» **REQUEST**
Pick out each line containing the string "并推动实施".

» **GIVEN INFORMATION**
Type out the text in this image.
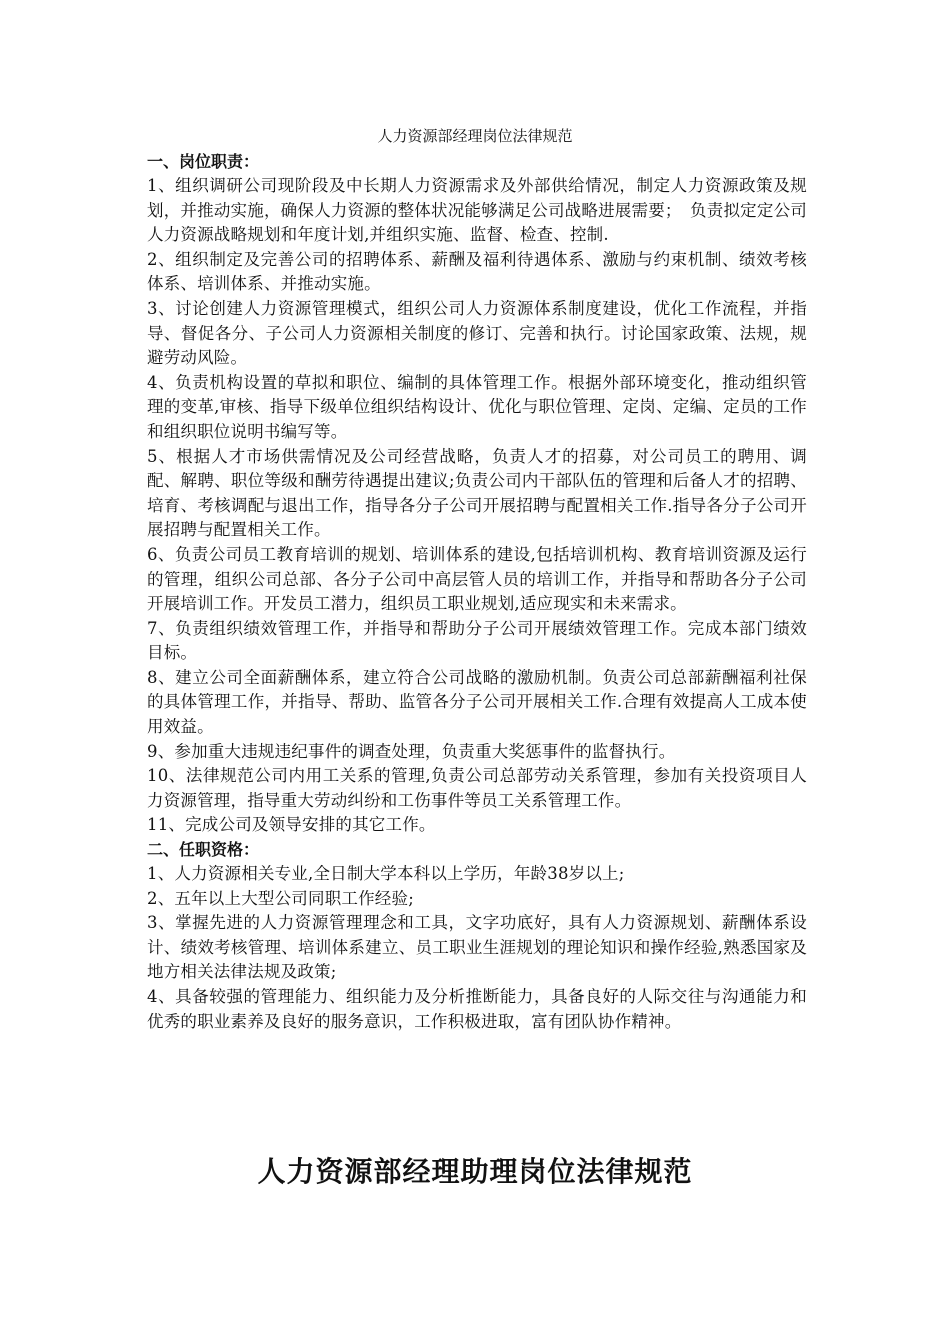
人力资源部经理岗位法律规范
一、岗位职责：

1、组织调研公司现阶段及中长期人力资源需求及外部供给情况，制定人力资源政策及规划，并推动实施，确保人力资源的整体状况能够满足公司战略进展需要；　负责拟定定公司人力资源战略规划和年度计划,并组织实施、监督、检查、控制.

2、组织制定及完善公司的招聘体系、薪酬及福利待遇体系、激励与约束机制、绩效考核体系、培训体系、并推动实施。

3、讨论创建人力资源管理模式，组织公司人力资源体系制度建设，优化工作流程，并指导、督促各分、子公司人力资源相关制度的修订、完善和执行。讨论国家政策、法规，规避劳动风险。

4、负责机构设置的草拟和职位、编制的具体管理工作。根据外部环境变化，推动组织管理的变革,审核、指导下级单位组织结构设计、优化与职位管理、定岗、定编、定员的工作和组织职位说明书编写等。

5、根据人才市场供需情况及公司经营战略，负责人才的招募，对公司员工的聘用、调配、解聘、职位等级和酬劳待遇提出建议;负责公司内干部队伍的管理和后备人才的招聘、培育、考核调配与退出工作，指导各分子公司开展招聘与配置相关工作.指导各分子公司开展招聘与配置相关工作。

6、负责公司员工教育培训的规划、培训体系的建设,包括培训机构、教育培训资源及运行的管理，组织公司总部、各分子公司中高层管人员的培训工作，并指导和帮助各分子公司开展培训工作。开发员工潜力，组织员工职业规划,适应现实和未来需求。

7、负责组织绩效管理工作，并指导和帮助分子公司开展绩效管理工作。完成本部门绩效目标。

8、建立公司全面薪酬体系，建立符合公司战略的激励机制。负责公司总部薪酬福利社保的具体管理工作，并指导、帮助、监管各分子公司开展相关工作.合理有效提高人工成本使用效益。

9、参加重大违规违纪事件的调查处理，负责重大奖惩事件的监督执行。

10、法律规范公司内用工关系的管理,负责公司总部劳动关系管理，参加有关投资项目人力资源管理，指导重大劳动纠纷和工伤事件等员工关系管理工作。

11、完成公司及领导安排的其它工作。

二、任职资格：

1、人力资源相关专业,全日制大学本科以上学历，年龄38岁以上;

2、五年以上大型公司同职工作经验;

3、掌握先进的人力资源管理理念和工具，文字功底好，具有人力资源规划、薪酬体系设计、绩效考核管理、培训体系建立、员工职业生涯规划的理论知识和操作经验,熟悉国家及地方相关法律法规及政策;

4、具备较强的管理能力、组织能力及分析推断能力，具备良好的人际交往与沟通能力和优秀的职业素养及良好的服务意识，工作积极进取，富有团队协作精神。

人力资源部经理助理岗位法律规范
--
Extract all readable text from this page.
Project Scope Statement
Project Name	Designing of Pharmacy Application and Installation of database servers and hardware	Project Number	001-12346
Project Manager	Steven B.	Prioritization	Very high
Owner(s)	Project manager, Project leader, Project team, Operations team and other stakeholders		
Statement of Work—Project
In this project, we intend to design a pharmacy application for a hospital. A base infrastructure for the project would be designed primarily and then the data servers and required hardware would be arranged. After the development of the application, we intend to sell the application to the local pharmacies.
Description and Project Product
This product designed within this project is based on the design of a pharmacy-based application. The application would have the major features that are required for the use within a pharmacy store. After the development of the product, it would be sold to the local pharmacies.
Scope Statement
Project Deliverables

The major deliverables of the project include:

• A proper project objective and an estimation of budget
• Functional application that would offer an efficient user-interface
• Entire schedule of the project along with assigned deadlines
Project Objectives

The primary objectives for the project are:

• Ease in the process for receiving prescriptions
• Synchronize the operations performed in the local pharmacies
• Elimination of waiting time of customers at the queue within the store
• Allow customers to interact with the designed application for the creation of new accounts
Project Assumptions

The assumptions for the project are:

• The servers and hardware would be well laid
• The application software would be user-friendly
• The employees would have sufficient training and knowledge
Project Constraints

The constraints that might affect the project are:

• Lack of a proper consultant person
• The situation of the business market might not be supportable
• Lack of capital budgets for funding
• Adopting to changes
* * *
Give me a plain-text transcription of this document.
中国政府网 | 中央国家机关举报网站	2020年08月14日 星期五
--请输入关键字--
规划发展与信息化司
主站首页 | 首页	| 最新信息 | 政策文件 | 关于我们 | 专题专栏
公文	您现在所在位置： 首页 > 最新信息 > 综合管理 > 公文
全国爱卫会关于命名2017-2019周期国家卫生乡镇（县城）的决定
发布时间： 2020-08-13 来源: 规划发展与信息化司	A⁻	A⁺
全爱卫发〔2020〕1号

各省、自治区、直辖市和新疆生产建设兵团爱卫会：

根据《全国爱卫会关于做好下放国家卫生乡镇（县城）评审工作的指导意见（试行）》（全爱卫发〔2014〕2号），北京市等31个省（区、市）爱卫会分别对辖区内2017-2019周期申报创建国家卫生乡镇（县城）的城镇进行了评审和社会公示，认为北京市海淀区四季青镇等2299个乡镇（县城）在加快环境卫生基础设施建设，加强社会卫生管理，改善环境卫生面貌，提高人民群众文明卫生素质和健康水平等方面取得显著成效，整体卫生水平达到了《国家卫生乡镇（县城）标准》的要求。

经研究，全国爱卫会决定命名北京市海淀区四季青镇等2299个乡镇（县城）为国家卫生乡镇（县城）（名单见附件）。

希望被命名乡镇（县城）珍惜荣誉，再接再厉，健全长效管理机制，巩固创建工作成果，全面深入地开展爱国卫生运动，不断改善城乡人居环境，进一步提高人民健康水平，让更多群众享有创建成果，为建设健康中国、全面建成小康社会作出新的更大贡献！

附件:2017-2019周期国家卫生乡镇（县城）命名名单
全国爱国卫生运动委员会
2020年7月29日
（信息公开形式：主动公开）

» **REPLY TO THE EXERCISE**
1、组织调研公司现阶段及中长期人力资源需求及外部供给情况，制定人力资源政策及规划，并推动实施，确保人力资源的整体状况能够满足公司战略进展需要；　负责拟定定公司人力资源战略规划和年度计划,并组织实施、监督、检查、控制.
2、组织制定及完善公司的招聘体系、薪酬及福利待遇体系、激励与约束机制、绩效考核体系、培训体系、并推动实施。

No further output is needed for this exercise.